***** Listing *****

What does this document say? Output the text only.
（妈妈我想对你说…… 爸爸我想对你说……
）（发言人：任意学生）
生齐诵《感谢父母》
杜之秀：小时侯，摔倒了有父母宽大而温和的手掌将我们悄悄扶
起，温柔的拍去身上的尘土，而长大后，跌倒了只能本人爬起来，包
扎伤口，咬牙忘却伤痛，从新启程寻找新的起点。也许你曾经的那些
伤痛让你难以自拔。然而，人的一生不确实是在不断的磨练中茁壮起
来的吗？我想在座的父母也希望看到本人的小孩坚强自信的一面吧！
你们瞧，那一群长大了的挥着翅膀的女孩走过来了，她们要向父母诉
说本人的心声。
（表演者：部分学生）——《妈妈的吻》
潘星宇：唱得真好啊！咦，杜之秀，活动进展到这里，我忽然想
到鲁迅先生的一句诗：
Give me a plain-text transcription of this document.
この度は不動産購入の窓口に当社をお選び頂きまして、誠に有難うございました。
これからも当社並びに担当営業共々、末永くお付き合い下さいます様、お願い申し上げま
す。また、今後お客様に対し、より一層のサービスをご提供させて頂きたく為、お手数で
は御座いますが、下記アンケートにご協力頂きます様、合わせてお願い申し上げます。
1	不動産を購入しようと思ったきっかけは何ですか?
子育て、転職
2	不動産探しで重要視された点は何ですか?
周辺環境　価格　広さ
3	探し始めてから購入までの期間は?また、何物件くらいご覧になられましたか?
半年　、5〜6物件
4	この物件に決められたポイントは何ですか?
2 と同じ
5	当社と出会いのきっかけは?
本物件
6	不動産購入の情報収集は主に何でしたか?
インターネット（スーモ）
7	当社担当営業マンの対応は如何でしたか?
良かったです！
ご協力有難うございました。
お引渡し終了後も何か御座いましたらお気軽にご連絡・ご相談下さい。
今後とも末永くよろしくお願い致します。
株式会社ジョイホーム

*****

* [Exercise directions]:
Above are the records. Identify each line that contains the word "text".

* [Solution below]:
What does this document say? Output the text only.
Give me a plain-text transcription of this document.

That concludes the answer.